___ DATA ___

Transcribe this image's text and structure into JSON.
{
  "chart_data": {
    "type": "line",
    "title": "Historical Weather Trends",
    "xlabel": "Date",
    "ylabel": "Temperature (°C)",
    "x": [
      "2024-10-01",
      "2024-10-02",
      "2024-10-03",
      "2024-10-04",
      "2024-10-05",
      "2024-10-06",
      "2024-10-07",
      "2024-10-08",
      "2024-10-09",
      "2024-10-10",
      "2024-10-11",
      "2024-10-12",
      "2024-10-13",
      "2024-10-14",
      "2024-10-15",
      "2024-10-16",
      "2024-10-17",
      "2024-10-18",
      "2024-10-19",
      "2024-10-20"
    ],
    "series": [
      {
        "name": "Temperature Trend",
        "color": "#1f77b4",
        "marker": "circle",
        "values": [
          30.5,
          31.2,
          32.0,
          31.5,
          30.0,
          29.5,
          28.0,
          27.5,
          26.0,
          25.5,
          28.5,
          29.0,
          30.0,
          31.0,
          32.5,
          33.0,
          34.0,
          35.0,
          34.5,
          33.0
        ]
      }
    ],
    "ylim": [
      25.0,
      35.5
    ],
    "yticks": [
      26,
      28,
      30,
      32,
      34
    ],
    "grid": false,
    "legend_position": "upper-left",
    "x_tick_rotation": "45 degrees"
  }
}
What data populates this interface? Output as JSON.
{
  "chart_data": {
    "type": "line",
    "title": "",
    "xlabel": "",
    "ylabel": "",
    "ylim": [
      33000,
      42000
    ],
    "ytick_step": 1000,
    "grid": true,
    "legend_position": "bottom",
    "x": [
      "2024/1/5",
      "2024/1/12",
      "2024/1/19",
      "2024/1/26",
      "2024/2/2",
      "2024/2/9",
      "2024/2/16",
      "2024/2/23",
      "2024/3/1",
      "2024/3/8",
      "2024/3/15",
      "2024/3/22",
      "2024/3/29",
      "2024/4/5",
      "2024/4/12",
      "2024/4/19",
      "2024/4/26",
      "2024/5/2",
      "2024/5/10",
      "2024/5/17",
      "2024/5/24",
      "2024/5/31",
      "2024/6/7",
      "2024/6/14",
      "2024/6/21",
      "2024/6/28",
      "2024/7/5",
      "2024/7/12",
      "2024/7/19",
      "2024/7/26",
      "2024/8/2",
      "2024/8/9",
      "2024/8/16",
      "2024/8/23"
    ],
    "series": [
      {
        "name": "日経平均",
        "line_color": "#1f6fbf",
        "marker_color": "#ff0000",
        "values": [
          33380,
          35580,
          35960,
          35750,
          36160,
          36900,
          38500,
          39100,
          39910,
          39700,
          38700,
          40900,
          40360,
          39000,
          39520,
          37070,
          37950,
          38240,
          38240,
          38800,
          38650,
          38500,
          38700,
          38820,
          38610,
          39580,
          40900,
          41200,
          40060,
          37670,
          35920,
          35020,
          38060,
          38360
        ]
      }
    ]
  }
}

___

Give back all the data exactly as written.

> [ANSWER TO THIS PROBLEM]:
Transcribe this image's text and structure into JSON.
{
  "chart_data": {
    "type": "line",
    "title": "Historical Weather Trends",
    "xlabel": "Date",
    "ylabel": "Temperature (°C)",
    "x": [
      "2024-10-01",
      "2024-10-02",
      "2024-10-03",
      "2024-10-04",
      "2024-10-05",
      "2024-10-06",
      "2024-10-07",
      "2024-10-08",
      "2024-10-09",
      "2024-10-10",
      "2024-10-11",
      "2024-10-12",
      "2024-10-13",
      "2024-10-14",
      "2024-10-15",
      "2024-10-16",
      "2024-10-17",
      "2024-10-18",
      "2024-10-19",
      "2024-10-20"
    ],
    "series": [
      {
        "name": "Temperature Trend",
        "color": "#1f77b4",
        "marker": "circle",
        "values": [
          30.5,
          31.2,
          32.0,
          31.5,
          30.0,
          29.5,
          28.0,
          27.5,
          26.0,
          25.5,
          28.5,
          29.0,
          30.0,
          31.0,
          32.5,
          33.0,
          34.0,
          35.0,
          34.5,
          33.0
        ]
      }
    ],
    "ylim": [
      25.0,
      35.5
    ],
    "yticks": [
      26,
      28,
      30,
      32,
      34
    ],
    "grid": false,
    "legend_position": "upper-left",
    "x_tick_rotation": "45 degrees"
  }
}
What data populates this interface? Output as JSON.
{
  "chart_data": {
    "type": "line",
    "title": "",
    "xlabel": "",
    "ylabel": "",
    "ylim": [
      33000,
      42000
    ],
    "ytick_step": 1000,
    "grid": true,
    "legend_position": "bottom",
    "x": [
      "2024/1/5",
      "2024/1/12",
      "2024/1/19",
      "2024/1/26",
      "2024/2/2",
      "2024/2/9",
      "2024/2/16",
      "2024/2/23",
      "2024/3/1",
      "2024/3/8",
      "2024/3/15",
      "2024/3/22",
      "2024/3/29",
      "2024/4/5",
      "2024/4/12",
      "2024/4/19",
      "2024/4/26",
      "2024/5/2",
      "2024/5/10",
      "2024/5/17",
      "2024/5/24",
      "2024/5/31",
      "2024/6/7",
      "2024/6/14",
      "2024/6/21",
      "2024/6/28",
      "2024/7/5",
      "2024/7/12",
      "2024/7/19",
      "2024/7/26",
      "2024/8/2",
      "2024/8/9",
      "2024/8/16",
      "2024/8/23"
    ],
    "series": [
      {
        "name": "日経平均",
        "line_color": "#1f6fbf",
        "marker_color": "#ff0000",
        "values": [
          33380,
          35580,
          35960,
          35750,
          36160,
          36900,
          38500,
          39100,
          39910,
          39700,
          38700,
          40900,
          40360,
          39000,
          39520,
          37070,
          37950,
          38240,
          38240,
          38800,
          38650,
          38500,
          38700,
          38820,
          38610,
          39580,
          40900,
          41200,
          40060,
          37670,
          35920,
          35020,
          38060,
          38360
        ]
      }
    ]
  }
}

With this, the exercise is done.